- [The problem]: List the items from the very first line through the line that contains "capacitor C111 [595, 1328, 605, 1336]", both included, as a numbered list with any blank lines left out.

- [Data to process]:
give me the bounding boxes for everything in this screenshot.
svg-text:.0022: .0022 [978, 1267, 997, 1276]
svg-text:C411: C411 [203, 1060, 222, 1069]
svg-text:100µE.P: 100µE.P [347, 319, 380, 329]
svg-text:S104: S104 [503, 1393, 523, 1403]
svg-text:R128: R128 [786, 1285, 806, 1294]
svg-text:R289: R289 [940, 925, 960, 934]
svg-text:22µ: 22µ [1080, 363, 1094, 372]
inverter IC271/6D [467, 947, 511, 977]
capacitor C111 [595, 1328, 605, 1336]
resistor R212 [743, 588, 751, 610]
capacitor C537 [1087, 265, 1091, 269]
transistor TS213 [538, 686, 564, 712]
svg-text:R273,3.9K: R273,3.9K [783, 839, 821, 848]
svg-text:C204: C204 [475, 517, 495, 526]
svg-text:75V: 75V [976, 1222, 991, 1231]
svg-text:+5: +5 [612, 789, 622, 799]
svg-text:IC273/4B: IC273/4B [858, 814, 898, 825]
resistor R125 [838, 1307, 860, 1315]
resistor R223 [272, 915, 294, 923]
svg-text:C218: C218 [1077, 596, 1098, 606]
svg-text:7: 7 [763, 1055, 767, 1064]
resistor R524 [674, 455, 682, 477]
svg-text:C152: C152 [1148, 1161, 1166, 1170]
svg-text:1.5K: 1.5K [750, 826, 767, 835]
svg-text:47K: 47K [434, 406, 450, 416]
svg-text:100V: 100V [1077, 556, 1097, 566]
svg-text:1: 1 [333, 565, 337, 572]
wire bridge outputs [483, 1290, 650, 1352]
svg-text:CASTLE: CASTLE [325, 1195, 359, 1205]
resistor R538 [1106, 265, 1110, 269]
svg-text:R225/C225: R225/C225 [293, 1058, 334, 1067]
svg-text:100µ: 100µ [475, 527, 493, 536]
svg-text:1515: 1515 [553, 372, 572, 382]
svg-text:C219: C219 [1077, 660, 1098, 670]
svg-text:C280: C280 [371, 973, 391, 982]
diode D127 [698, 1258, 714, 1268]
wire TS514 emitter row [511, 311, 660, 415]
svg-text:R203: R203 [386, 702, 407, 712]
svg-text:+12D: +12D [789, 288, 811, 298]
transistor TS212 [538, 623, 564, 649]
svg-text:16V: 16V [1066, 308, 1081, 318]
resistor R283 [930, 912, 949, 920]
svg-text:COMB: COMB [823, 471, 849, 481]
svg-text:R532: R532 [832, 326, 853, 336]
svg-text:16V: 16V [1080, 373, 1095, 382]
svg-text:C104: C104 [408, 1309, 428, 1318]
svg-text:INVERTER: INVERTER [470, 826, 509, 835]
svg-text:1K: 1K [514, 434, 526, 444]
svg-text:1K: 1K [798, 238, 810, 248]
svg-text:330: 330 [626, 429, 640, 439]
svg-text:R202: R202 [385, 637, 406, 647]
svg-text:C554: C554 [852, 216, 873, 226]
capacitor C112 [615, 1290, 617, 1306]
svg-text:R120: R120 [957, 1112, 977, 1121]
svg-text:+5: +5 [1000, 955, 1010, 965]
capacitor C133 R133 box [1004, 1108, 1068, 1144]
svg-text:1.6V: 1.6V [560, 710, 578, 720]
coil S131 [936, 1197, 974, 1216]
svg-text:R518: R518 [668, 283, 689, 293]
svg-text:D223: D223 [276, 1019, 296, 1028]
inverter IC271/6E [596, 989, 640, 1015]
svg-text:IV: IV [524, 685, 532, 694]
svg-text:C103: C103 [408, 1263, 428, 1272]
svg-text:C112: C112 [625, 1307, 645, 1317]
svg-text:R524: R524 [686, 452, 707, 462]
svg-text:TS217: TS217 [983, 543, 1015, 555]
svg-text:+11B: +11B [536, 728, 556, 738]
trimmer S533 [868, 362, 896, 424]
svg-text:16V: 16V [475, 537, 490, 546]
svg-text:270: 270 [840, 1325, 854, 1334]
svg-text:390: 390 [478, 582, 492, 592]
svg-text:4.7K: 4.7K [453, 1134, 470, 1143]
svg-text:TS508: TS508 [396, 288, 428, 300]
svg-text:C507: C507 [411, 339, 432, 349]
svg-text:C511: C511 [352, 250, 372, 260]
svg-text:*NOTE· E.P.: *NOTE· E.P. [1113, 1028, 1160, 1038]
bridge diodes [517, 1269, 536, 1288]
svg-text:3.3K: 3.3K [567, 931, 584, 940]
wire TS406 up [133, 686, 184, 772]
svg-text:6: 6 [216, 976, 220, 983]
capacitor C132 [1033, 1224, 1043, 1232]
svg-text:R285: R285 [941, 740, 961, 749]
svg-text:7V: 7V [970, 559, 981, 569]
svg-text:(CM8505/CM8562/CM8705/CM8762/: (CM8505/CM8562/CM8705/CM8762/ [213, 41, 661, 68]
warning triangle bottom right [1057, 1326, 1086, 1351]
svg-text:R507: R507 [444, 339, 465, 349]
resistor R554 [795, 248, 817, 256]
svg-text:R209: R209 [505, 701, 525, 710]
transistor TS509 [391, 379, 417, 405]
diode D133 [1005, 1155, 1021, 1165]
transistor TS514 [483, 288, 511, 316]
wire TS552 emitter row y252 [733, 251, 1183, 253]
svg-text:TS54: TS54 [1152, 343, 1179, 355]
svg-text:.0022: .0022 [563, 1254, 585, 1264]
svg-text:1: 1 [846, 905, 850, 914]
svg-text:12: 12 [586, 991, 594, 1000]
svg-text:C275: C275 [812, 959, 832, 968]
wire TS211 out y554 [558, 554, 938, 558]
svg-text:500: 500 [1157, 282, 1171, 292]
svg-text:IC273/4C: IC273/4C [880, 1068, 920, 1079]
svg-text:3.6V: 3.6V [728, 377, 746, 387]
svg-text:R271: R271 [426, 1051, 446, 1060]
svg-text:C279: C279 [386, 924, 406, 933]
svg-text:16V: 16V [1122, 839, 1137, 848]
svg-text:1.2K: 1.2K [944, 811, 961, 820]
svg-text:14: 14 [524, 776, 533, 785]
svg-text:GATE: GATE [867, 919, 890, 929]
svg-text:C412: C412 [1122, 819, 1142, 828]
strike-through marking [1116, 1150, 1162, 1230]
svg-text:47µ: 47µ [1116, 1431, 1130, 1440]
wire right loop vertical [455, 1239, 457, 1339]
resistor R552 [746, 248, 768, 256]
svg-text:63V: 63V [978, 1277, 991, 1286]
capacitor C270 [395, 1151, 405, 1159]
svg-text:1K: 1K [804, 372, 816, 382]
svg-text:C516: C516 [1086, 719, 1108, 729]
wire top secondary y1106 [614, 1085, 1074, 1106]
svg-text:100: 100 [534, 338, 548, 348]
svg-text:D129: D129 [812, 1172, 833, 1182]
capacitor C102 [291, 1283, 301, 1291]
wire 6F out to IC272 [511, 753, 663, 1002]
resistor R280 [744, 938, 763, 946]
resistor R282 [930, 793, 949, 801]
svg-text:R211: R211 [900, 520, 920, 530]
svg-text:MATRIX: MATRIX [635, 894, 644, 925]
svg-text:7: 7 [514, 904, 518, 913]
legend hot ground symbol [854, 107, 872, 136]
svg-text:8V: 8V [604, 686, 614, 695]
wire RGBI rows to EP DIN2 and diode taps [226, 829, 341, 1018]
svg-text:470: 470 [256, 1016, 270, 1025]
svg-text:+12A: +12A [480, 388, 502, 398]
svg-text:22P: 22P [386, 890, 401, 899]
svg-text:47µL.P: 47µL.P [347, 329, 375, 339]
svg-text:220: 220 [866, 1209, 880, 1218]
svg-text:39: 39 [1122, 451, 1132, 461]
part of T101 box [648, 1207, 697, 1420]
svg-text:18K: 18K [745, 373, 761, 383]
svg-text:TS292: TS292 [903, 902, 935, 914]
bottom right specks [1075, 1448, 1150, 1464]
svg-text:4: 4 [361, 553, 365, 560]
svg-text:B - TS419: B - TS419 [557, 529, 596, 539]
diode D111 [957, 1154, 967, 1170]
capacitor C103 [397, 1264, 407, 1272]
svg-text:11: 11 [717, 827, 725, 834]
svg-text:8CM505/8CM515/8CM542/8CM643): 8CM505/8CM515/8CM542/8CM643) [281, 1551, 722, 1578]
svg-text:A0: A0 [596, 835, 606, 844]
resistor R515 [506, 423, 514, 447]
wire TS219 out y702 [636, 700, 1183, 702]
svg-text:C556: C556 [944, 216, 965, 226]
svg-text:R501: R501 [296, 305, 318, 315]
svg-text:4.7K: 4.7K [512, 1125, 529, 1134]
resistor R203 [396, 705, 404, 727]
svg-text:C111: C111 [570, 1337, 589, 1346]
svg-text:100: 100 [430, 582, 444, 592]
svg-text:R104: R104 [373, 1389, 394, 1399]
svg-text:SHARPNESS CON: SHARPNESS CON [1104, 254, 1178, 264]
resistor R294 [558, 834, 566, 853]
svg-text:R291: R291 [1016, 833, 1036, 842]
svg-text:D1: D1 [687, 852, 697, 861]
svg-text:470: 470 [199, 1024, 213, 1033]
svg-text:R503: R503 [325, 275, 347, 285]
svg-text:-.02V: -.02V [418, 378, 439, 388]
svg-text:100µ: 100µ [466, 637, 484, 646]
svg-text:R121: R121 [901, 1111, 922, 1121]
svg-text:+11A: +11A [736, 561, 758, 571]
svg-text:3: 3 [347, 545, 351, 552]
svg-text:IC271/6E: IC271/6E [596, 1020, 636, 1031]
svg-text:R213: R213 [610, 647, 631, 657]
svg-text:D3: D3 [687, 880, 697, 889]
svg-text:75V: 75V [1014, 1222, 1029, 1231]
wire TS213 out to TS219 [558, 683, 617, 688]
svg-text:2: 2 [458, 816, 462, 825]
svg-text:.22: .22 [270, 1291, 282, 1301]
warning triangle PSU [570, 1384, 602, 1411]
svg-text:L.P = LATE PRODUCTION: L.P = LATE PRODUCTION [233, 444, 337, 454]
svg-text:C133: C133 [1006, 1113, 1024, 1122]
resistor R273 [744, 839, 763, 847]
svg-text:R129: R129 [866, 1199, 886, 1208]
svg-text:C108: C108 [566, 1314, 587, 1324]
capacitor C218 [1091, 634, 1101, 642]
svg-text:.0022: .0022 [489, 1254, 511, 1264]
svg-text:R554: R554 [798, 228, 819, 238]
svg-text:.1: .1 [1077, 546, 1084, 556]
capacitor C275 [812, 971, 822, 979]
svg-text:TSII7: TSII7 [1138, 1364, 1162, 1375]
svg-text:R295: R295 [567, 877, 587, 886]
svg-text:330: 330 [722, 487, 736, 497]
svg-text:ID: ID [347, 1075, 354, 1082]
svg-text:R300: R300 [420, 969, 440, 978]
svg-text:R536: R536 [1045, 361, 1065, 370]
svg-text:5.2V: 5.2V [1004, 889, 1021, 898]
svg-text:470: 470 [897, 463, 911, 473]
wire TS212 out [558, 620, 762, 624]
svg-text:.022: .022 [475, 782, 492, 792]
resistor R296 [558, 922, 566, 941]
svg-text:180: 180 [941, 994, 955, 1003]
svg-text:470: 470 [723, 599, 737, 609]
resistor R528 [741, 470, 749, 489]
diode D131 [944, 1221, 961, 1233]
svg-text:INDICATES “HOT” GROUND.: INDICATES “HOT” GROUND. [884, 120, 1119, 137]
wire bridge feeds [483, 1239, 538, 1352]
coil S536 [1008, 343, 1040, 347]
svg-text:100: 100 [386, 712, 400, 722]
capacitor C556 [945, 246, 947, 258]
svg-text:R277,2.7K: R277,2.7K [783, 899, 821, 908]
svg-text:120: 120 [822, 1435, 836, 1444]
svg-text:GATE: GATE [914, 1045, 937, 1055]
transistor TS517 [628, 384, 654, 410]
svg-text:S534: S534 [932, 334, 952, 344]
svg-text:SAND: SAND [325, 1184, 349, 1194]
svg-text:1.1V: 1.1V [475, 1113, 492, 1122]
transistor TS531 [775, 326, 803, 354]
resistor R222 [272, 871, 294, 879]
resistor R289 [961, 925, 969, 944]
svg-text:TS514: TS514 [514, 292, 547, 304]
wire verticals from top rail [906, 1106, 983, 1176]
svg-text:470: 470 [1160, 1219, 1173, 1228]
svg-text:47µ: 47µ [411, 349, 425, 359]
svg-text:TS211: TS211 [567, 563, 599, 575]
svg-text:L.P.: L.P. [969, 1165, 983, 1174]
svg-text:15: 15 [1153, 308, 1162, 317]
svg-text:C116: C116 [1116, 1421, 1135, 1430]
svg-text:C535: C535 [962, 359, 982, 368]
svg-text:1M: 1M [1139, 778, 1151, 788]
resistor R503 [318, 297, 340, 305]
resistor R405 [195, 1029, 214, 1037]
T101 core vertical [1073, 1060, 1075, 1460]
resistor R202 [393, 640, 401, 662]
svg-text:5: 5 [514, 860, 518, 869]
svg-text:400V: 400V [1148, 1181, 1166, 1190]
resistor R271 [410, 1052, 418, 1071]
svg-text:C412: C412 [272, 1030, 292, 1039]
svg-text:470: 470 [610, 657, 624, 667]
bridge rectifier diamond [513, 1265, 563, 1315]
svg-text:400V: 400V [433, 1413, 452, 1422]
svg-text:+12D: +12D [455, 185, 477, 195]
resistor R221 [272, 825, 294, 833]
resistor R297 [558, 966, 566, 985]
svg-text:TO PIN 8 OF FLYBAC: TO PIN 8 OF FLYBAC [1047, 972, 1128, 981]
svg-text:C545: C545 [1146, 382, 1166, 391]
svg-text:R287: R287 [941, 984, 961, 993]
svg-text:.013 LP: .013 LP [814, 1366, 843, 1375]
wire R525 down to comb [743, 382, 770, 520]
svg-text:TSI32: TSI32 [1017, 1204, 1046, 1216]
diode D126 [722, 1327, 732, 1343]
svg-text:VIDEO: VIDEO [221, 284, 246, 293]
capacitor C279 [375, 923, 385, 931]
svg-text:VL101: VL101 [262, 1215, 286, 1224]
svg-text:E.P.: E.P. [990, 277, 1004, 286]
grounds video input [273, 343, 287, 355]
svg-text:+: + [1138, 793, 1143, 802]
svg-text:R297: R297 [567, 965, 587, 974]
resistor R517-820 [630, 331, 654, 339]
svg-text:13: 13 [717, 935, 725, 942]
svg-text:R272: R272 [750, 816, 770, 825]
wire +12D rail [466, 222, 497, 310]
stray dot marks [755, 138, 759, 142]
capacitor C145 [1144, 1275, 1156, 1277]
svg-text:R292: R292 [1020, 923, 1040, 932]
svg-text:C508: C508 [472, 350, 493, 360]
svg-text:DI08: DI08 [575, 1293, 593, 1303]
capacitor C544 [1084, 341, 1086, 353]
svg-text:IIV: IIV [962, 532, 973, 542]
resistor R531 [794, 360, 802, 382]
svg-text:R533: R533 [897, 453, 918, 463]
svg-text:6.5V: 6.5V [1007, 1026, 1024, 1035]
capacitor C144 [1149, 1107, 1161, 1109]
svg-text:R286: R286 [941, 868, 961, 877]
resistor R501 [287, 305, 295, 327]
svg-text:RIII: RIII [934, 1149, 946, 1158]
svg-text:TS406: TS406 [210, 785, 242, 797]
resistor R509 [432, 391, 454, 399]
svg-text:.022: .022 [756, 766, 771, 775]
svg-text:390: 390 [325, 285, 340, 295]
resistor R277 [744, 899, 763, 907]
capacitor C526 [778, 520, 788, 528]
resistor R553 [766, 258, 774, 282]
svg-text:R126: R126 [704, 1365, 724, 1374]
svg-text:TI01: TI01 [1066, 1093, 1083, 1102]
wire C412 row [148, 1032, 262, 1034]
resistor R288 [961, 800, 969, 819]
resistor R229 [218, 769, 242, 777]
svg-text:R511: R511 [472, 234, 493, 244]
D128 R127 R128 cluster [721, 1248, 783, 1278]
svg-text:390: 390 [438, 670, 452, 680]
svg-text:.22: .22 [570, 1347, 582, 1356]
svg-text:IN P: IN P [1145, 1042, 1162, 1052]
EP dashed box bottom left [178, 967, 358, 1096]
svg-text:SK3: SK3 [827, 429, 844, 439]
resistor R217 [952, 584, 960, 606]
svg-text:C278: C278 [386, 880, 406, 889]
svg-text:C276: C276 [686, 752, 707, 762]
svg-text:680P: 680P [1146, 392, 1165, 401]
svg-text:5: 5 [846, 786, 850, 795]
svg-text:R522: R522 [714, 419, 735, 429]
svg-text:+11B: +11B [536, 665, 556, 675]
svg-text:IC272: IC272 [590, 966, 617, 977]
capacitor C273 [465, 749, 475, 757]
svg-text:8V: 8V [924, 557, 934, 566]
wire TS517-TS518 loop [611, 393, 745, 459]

- [Worked solution]:
1. give me the bounding boxes for everything in this screenshot.
2. svg-text:.0022: .0022 [978, 1267, 997, 1276]
3. svg-text:C411: C411 [203, 1060, 222, 1069]
4. svg-text:100µE.P: 100µE.P [347, 319, 380, 329]
5. svg-text:S104: S104 [503, 1393, 523, 1403]
6. svg-text:R128: R128 [786, 1285, 806, 1294]
7. svg-text:R289: R289 [940, 925, 960, 934]
8. svg-text:22µ: 22µ [1080, 363, 1094, 372]
9. inverter IC271/6D [467, 947, 511, 977]
10. capacitor C111 [595, 1328, 605, 1336]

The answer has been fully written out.